Figure collection entries

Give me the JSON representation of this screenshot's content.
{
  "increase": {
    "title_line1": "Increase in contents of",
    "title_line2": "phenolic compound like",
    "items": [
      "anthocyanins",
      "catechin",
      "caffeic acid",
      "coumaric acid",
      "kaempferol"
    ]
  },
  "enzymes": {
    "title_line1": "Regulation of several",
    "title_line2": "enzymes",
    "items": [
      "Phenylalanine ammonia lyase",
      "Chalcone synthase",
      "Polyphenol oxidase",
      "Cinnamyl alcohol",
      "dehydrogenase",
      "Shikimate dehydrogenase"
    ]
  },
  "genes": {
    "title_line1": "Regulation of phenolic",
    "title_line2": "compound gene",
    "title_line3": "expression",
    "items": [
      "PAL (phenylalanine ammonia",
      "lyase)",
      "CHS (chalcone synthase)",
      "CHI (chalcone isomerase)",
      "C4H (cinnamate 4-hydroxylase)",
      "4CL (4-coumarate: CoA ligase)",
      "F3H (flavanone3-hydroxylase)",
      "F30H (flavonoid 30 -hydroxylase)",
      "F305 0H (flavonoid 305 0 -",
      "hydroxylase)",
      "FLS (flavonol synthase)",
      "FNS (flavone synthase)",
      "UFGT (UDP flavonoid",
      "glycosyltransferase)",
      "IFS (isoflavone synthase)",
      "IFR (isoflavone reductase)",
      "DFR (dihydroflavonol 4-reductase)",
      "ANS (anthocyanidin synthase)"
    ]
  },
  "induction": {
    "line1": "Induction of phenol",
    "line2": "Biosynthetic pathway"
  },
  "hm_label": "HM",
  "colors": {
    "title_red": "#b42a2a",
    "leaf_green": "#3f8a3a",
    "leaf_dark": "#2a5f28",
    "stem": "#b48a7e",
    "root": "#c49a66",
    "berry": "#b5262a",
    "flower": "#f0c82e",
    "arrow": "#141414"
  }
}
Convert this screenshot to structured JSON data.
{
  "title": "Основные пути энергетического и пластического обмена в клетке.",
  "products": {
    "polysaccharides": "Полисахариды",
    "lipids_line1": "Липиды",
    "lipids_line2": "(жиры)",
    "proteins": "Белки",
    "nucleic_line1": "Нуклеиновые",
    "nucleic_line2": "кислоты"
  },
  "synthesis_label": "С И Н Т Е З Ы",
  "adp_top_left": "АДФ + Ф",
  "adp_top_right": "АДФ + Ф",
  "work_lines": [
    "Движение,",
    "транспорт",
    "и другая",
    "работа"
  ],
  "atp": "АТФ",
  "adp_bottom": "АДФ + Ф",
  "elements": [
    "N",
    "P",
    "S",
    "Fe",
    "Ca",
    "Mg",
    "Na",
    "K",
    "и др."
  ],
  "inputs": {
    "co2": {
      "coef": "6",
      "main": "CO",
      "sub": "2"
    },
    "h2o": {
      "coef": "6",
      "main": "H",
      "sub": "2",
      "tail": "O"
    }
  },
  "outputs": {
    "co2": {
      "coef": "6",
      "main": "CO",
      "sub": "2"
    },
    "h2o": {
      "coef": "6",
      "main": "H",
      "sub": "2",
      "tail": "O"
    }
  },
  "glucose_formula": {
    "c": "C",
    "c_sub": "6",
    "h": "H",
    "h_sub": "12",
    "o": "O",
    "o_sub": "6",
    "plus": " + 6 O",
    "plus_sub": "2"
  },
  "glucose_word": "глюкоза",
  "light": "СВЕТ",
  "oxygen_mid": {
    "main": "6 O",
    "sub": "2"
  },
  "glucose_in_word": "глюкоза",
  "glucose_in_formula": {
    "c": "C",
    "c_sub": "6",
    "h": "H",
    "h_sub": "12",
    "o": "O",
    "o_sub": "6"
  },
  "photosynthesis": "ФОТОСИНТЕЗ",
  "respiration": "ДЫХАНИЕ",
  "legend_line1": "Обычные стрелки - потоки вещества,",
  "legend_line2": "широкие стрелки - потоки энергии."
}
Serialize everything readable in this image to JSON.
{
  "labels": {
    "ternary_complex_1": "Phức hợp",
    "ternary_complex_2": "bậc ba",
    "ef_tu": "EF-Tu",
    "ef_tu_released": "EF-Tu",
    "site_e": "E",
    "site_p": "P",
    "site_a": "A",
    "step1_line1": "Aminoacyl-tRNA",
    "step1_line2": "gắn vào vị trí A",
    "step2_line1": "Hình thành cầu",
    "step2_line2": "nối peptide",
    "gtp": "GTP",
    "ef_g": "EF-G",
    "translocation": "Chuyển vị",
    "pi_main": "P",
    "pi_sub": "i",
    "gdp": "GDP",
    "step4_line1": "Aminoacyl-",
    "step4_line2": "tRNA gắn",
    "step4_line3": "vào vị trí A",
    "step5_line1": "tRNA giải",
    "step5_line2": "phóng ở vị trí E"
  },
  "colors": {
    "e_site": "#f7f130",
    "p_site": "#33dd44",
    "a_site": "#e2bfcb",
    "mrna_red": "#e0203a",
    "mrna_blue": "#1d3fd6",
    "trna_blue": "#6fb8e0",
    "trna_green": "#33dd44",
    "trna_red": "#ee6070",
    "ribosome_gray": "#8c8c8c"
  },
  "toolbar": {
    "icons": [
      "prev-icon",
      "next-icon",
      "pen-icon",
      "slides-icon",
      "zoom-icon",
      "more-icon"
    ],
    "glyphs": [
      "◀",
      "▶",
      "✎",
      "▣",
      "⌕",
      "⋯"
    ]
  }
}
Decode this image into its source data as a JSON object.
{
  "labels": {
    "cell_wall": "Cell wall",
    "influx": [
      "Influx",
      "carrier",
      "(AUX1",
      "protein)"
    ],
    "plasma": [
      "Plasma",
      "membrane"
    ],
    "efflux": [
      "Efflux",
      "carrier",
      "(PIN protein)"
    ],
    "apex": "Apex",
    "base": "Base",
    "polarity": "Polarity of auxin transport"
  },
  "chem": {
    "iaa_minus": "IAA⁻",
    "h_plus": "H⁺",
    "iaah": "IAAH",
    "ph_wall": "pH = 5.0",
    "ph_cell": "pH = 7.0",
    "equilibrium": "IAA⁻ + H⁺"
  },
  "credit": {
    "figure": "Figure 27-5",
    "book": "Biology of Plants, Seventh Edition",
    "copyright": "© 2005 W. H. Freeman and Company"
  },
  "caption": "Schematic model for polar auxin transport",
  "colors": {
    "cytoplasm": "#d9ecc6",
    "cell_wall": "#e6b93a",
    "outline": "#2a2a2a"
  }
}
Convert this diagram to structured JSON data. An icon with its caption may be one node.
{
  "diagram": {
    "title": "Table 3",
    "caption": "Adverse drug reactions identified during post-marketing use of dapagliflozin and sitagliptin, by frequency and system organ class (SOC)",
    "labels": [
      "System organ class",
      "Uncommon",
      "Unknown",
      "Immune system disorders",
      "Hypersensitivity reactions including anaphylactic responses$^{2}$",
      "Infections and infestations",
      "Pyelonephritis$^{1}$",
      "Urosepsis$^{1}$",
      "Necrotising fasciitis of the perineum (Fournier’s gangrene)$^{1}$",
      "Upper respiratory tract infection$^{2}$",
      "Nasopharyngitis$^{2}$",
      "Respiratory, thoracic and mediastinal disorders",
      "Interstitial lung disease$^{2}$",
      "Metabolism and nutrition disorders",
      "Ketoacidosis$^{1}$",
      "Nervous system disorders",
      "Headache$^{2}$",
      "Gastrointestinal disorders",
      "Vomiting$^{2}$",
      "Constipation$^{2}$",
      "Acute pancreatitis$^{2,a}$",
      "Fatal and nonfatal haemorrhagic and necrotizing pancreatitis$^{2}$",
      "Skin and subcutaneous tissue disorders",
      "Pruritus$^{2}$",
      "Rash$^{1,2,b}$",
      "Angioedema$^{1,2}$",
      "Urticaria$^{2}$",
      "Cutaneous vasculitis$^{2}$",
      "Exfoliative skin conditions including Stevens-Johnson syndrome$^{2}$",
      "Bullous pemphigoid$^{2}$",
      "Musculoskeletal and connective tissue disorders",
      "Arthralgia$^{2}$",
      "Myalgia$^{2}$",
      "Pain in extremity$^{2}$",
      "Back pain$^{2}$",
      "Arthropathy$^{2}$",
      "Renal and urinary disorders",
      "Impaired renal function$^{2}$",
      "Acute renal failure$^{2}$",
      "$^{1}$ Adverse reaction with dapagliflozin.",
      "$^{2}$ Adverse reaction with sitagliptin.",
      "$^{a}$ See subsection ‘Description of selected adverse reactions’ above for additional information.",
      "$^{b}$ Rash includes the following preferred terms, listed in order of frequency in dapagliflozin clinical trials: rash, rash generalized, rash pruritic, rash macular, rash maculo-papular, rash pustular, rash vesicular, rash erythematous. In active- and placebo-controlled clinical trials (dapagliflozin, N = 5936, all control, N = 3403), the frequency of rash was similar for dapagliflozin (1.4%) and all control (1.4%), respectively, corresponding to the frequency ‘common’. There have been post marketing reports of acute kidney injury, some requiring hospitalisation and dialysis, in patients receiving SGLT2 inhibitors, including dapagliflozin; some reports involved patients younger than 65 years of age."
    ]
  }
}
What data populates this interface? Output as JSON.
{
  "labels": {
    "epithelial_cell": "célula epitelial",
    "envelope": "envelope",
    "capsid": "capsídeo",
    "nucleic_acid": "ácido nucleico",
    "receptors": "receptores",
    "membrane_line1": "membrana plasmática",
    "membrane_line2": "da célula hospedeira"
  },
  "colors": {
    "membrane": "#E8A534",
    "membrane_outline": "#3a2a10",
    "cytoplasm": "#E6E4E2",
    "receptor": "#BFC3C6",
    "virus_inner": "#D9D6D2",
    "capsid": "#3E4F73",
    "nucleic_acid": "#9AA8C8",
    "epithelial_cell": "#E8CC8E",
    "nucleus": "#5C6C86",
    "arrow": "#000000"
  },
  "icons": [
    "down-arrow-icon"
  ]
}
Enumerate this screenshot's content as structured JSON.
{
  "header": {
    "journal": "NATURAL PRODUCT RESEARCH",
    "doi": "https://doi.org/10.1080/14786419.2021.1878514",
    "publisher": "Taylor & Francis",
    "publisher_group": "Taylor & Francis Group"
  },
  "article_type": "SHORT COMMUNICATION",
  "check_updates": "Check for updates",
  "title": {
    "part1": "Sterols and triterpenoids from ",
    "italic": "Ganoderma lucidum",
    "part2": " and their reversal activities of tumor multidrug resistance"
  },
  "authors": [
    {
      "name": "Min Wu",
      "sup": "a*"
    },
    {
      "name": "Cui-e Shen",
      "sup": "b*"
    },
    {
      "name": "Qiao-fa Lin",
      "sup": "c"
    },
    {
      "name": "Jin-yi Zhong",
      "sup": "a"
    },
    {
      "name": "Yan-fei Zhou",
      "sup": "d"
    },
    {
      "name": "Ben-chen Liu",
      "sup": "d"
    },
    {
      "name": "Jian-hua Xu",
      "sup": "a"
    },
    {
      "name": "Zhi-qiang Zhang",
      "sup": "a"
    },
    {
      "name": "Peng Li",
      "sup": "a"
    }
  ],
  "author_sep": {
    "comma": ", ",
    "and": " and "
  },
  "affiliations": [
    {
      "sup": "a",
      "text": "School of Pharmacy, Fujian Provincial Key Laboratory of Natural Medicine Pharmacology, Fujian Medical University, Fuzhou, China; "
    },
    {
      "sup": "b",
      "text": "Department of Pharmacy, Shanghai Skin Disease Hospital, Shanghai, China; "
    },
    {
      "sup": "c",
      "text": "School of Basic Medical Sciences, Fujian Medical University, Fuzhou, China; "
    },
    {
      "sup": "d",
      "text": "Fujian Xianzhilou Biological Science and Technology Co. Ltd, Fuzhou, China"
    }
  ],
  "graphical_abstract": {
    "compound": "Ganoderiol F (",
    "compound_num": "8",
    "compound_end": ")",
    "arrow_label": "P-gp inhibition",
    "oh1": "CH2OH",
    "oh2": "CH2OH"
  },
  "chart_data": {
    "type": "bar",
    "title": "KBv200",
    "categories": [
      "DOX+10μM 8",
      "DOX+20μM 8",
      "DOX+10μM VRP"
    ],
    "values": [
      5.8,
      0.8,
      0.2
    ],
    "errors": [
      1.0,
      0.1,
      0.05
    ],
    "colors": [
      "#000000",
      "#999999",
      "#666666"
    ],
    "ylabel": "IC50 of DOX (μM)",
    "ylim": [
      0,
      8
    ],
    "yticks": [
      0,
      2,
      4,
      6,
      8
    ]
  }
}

* Goal of the exercise
Among the lines above, return those that hold the word "Aminoacyl".

* Answer box
    "step1_line1": "Aminoacyl-tRNA",
    "step4_line1": "Aminoacyl-",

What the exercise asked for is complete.